Data records:
-----
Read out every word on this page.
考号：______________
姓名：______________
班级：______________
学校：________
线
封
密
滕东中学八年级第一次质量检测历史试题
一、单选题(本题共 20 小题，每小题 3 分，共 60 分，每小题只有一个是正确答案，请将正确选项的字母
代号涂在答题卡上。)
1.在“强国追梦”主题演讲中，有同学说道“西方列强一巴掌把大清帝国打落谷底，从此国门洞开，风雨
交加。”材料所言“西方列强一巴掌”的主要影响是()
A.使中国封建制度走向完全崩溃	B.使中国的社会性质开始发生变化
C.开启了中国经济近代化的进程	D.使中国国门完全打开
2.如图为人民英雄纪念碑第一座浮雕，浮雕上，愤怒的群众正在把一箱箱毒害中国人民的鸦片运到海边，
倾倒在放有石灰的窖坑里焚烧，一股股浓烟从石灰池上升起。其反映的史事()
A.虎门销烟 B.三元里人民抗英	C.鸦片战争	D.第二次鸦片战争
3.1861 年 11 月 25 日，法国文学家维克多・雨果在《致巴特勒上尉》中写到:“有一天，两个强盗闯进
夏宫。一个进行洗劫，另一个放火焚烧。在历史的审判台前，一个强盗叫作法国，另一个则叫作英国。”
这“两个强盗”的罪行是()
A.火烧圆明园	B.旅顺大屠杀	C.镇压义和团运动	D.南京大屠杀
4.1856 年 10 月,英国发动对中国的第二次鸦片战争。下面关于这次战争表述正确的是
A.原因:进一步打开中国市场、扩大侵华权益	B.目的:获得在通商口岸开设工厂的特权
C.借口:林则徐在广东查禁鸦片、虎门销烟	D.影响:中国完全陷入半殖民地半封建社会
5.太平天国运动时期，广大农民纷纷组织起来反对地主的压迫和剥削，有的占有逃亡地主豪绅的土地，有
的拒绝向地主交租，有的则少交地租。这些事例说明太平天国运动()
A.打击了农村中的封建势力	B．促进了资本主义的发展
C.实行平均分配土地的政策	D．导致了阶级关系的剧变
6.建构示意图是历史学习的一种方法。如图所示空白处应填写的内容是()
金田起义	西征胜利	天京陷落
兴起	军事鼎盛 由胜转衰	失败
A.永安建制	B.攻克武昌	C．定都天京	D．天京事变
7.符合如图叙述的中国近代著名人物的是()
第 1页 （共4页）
-----
Track down every line holding the string "虎门销烟" and copy it.

A.虎门销烟 B.三元里人民抗英	C.鸦片战争	D.第二次鸦片战争
C.借口:林则徐在广东查禁鸦片、虎门销烟	D.影响:中国完全陷入半殖民地半封建社会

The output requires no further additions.